Quoted text –
Useful CAD set-up for PC/Atari
Chris Crosskey
chrisc at zetnet.co.uk
Thu Jul 17 22:12:02 CEST 1997
Hi People,
The recent talk of CAD systems and someone on the lookout for a Falcon
seems to tie in nicely with the following.....
At home I use an Atari STe as my main computer, basically i've owned
one for ages, originally to run Cubase, but over the years it has been
added to until now it does my CAD, PCB design, email, DTP etc etc, all
the usual functions of a home computer. Mostly, apart from the MIDI
stuff of course it does the technical things I need, PCB's, CAD and
EPROM programming.
At work I use a P166 Pentium as part of my everyday work. Now part of
my duties is minor electronic and mechanical design. Having tried a
number of CAD packages and a couple of PCB design tools I ended up
asking my boss if he would consider buying an Atari emulator for the
PC and letting me run the Atari software I know and use at home on
the PC instead. He agreed on the basis that he's seen examples of my
home produced stuff, and the firm duely bought Gemulator for me.

Stored data –

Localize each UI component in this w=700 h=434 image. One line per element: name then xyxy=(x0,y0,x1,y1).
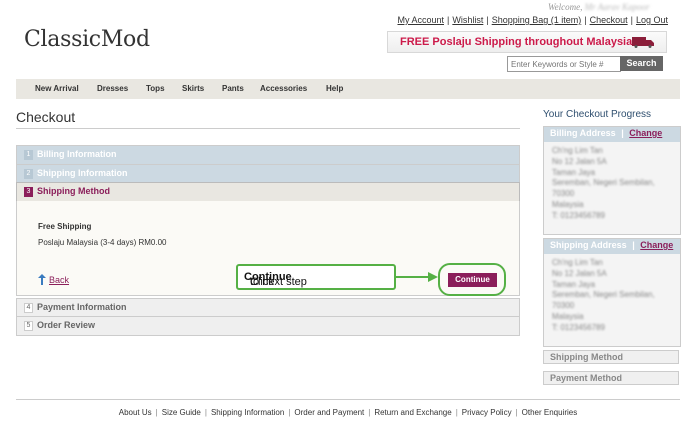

Problem set –
1. Revise the CAD set-up post, starting with "Useful CAD set-up" and going on through "with the following.....", so that "Falcon" reads "Mega STe".
2. Pick up the CAD set-up post where it stops and carry it on.
The listing plays no part in the work asked of you.

Exercise results –
1.
Useful CAD set-up for PC/Atari
Chris Crosskey
chrisc at zetnet.co.uk
Thu Jul 17 22:12:02 CEST 1997
Hi People,
The recent talk of CAD systems and someone on the lookout for a Mega STe
seems to tie in nicely with the following.....

2.
Installation went without a hitch and now I'm runiing Scooter PCB and
MultiCAD within Gemulator under Windows 95. The performance is
staggering, according to GEMbench the system is emulating an ST
approximately 10 times or more faster than my ST, the PCB and CAD
packages fly, at resolutions my ST will never see. Before you start
muttering that ST programs can hardly be puitting out industry
standard output let me tell you that Scooter does NC and Gerber (and a
whole host more) outputs and explains them very well in the manual and
MultiCAD does both CADja and .DXF. Both are easy to fly (the GEM
system is quite similar to the old Mac one) and best of all the
emulator plus the two programs will cost you about 130 UKP total. You
could pay more than that for for a usable PCB package. I know there's
a PROTEL package that's free, but it is limited and some people,
myself included find it hard going, Scooter will do a double layer
circuit board with about 16 layers of artwork and things (screens on
both sides, completely reconfigurable outlines, even halfway through
the design etc) but it is fast, easy to use and after a few minutes
everything seems to be coming very much second nature, and the same is
true of MultiCAD. On an ST they're great, on a fast PC with Gemulator
they are wonderful.......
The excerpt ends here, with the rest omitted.